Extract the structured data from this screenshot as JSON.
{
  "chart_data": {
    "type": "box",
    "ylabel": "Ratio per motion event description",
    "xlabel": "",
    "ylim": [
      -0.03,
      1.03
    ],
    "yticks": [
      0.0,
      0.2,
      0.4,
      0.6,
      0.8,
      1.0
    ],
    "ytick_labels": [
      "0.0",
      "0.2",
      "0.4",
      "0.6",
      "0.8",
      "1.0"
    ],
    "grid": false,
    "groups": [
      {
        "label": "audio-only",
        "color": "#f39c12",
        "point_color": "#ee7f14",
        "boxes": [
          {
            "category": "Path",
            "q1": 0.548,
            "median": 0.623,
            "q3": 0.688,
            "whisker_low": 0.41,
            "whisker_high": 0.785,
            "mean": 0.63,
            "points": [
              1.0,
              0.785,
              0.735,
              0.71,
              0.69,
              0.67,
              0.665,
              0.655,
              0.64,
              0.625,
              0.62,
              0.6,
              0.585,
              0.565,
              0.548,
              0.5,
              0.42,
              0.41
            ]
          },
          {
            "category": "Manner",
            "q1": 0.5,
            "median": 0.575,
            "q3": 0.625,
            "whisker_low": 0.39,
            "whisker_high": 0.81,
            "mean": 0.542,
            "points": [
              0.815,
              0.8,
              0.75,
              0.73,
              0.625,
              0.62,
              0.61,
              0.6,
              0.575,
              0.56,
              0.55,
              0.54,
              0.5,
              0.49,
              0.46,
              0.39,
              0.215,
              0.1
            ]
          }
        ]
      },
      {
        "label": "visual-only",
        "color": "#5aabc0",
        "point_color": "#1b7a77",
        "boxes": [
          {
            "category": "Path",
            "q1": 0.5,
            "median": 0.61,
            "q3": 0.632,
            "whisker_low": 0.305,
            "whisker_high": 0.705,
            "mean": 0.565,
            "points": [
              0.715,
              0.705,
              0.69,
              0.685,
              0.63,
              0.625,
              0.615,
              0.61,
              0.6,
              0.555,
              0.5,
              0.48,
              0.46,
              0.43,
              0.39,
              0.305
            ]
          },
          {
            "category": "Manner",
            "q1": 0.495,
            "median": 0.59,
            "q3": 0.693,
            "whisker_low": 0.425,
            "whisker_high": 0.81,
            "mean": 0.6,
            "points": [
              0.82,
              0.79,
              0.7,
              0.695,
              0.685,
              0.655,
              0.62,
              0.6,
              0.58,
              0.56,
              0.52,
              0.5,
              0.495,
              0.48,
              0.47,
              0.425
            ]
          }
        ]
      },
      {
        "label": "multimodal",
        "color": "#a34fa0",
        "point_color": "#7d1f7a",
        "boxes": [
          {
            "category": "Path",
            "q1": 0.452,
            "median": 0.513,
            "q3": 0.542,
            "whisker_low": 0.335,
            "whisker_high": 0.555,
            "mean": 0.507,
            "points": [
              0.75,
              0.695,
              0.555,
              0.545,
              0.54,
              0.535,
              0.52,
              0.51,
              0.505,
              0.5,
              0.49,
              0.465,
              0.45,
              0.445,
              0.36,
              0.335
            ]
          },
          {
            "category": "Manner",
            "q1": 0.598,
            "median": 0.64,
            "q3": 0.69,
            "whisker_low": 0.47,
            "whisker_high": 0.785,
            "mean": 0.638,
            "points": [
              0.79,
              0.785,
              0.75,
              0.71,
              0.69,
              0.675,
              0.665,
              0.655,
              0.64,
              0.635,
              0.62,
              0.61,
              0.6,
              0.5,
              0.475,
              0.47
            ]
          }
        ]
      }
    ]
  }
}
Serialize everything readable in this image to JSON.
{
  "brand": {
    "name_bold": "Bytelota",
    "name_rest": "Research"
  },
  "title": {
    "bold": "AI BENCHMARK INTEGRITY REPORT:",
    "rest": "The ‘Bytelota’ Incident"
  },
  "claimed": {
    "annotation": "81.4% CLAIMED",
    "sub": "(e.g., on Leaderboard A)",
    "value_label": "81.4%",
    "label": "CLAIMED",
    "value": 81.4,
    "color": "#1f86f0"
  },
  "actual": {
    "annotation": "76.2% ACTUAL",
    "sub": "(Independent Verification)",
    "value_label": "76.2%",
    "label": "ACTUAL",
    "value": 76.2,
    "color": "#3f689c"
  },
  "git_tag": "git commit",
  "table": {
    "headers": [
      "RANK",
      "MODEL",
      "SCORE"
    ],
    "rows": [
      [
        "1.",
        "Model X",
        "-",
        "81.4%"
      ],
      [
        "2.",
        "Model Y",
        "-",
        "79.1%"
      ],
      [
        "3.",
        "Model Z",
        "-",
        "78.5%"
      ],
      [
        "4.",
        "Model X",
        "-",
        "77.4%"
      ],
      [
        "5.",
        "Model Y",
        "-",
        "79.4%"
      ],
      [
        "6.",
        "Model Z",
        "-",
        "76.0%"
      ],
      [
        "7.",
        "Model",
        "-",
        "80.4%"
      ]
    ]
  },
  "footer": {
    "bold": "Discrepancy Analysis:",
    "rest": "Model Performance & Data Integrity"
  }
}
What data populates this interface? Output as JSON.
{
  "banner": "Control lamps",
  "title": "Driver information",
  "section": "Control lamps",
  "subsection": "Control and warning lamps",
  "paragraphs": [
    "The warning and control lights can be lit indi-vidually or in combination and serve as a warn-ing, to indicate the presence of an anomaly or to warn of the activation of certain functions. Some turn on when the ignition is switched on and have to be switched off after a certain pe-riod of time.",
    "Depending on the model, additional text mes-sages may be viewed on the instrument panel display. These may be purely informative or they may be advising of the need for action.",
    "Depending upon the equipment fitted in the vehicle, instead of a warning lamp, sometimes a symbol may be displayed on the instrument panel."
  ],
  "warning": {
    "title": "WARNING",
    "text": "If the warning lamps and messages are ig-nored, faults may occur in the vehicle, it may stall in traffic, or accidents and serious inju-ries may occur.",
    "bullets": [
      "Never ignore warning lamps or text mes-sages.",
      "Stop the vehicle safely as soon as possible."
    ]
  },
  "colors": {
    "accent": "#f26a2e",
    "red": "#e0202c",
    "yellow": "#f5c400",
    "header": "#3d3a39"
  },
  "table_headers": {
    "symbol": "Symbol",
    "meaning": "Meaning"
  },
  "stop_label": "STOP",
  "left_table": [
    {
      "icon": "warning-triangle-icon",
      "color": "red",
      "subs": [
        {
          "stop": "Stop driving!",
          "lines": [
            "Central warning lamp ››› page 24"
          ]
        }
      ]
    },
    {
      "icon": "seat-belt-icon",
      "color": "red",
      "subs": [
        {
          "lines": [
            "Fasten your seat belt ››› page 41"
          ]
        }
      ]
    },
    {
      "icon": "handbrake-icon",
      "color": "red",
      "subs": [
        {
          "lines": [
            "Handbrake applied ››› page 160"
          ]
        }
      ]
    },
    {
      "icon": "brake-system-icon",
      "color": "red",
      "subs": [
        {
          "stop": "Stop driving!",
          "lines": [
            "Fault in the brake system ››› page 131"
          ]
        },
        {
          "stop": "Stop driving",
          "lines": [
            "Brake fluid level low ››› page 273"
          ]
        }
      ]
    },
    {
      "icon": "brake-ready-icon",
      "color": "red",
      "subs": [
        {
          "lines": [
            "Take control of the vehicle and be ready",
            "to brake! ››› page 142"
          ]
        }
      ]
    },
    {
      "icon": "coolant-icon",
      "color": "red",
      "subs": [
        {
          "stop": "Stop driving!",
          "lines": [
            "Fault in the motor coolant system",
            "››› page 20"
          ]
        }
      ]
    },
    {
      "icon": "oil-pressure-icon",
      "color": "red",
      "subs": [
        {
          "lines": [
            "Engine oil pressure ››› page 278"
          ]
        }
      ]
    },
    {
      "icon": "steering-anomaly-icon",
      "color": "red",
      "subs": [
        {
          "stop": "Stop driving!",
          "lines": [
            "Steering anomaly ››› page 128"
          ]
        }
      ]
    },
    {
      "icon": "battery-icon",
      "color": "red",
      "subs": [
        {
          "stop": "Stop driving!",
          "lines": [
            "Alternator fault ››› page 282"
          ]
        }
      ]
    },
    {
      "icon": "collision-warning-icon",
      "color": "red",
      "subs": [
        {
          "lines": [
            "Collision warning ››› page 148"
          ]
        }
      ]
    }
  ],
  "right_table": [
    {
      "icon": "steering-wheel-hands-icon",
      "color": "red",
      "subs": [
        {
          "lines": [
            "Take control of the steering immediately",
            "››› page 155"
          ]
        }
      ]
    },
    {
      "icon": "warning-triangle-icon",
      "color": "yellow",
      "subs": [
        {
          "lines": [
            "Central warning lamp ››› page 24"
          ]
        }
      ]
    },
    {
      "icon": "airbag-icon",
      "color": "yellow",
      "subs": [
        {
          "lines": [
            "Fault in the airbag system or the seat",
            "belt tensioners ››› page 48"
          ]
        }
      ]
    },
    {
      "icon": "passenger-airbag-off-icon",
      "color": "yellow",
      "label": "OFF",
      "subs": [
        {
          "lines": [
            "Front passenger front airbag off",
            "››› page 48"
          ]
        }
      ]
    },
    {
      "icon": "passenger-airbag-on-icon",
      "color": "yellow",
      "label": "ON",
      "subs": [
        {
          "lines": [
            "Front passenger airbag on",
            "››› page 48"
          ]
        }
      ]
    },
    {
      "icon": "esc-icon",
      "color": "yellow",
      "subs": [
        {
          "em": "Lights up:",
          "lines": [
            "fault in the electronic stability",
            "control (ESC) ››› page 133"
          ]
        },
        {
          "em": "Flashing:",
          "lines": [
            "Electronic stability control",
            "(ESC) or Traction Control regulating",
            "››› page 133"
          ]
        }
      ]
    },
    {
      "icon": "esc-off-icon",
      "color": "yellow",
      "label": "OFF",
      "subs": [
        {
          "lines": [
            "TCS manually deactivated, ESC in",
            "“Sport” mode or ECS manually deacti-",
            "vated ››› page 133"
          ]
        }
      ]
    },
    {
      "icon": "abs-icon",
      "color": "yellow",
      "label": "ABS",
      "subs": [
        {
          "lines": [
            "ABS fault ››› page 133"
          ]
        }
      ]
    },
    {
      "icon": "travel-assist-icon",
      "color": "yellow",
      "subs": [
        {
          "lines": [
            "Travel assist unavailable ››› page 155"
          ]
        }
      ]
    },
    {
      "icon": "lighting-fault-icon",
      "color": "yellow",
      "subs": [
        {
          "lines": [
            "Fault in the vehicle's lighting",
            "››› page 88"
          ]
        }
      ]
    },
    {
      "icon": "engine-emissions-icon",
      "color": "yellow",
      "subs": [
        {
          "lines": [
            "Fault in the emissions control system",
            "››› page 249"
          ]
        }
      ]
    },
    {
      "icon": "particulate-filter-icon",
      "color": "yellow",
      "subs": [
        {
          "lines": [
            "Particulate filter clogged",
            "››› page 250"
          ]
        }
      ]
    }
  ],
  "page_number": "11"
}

TO BE DONE
Copy out every line with the word "manually".

THE COMPLETED TASK
            "TCS manually deactivated, ESC in",
            "“Sport” mode or ECS manually deacti-",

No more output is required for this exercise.